Output each entry exactly; skip nothing.

## GIVEN INFORMATION
—————

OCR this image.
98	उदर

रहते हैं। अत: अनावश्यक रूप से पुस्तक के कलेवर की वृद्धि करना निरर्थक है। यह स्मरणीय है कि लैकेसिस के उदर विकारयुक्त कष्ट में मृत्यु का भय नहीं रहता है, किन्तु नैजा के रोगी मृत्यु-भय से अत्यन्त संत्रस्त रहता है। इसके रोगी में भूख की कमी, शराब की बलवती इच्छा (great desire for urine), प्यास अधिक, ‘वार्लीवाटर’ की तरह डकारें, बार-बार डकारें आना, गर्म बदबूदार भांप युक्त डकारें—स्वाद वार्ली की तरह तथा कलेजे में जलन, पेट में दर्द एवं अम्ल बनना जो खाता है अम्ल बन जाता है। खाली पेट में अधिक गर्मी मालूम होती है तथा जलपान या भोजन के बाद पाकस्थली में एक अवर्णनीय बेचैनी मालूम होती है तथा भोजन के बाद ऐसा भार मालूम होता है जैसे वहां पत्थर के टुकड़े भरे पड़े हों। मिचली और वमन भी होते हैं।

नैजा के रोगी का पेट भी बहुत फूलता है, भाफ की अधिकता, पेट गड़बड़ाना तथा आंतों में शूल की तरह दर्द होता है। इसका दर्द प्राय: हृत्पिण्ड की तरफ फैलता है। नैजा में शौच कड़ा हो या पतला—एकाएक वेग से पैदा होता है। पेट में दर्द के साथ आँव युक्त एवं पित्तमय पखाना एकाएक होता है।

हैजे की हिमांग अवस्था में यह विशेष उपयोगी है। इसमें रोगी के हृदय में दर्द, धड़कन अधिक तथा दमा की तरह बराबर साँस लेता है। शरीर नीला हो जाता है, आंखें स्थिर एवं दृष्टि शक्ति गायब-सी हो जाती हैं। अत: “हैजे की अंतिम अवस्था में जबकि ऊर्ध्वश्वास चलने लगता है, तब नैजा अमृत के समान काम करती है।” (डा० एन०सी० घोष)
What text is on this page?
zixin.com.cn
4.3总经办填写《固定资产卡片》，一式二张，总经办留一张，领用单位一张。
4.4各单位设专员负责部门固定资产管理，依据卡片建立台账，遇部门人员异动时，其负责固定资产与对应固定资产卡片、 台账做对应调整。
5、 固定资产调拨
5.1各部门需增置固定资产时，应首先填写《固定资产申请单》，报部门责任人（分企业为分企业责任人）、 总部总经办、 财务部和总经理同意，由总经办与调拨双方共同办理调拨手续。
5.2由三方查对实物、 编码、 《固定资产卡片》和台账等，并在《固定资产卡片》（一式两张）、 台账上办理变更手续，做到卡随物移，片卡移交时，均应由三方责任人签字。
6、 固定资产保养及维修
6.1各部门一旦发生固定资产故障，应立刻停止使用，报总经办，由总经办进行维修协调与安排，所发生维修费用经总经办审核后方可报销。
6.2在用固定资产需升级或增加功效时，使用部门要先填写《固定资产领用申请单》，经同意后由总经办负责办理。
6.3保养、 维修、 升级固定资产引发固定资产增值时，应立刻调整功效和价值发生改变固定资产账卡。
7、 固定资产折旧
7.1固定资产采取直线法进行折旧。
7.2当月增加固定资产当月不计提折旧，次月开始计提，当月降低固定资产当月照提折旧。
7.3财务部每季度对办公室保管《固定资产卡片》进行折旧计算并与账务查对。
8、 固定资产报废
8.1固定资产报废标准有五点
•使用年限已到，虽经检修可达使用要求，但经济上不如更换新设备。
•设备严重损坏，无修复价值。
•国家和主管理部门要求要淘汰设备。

—————

## REPLY TO THE EXERCISE
OCR this image.
98	उदर

रहते हैं। अत: अनावश्यक रूप से पुस्तक के कलेवर की वृद्धि करना निरर्थक है। यह स्मरणीय है कि लैकेसिस के उदर विकारयुक्त कष्ट में मृत्यु का भय नहीं रहता है, किन्तु नैजा के रोगी मृत्यु-भय से अत्यन्त संत्रस्त रहता है। इसके रोगी में भूख की कमी, शराब की बलवती इच्छा (great desire for urine), प्यास अधिक, ‘वार्लीवाटर’ की तरह डकारें, बार-बार डकारें आना, गर्म बदबूदार भांप युक्त डकारें—स्वाद वार्ली की तरह तथा कलेजे में जलन, पेट में दर्द एवं अम्ल बनना जो खाता है अम्ल बन जाता है। खाली पेट में अधिक गर्मी मालूम होती है तथा जलपान या भोजन के बाद पाकस्थली में एक अवर्णनीय बेचैनी मालूम होती है तथा भोजन के बाद ऐसा भार मालूम होता है जैसे वहां पत्थर के टुकड़े भरे पड़े हों। मिचली और वमन भी होते हैं।

नैजा के रोगी का पेट भी बहुत फूलता है, भाफ की अधिकता, पेट गड़बड़ाना तथा आंतों में शूल की तरह दर्द होता है। इसका दर्द प्राय: हृत्पिण्ड की तरफ फैलता है। नैजा में शौच कड़ा हो या पतला—एकाएक वेग से पैदा होता है। पेट में दर्द के साथ आँव युक्त एवं पित्तमय पखाना एकाएक होता है।

हैजे की हिमांग अवस्था में यह विशेष उपयोगी है। इसमें रोगी के हृदय में दर्द, धड़कन अधिक तथा दमा की तरह बराबर साँस लेता है। शरीर नीला हो जाता है, आंखें स्थिर एवं दृष्टि शक्ति गायब-सी हो जाती हैं। अत: “हैजे की अंतिम अवस्था में जबकि ऊर्ध्वश्वास चलने लगता है, तब नैजा अमृत के समान काम करती है।” (डा० एन०सी० घोष)
What text is on this page?
zixin.com.cn
4.3总经办填写《固定资产卡片》，一式二张，总经办留一张，领用单位一张。
4.4各单位设专员负责部门固定资产管理，依据卡片建立台账，遇部门人员异动时，其负责固定资产与对应固定资产卡片、 台账做对应调整。
5、 固定资产调拨
5.1各部门需增置固定资产时，应首先填写《固定资产申请单》，报部门责任人（分企业为分企业责任人）、 总部总经办、 财务部和总经理同意，由总经办与调拨双方共同办理调拨手续。
5.2由三方查对实物、 编码、 《固定资产卡片》和台账等，并在《固定资产卡片》（一式两张）、 台账上办理变更手续，做到卡随物移，片卡移交时，均应由三方责任人签字。
6、 固定资产保养及维修
6.1各部门一旦发生固定资产故障，应立刻停止使用，报总经办，由总经办进行维修协调与安排，所发生维修费用经总经办审核后方可报销。
6.2在用固定资产需升级或增加功效时，使用部门要先填写《固定资产领用申请单》，经同意后由总经办负责办理。
6.3保养、 维修、 升级固定资产引发固定资产增值时，应立刻调整功效和价值发生改变固定资产账卡。
7、 固定资产折旧
7.1固定资产采取直线法进行折旧。
7.2当月增加固定资产当月不计提折旧，次月开始计提，当月降低固定资产当月照提折旧。
7.3财务部每季度对办公室保管《固定资产卡片》进行折旧计算并与账务查对。
8、 固定资产报废
8.1固定资产报废标准有五点
•使用年限已到，虽经检修可达使用要求，但经济上不如更换新设备。
•设备严重损坏，无修复价值。
•国家和主管理部门要求要淘汰设备。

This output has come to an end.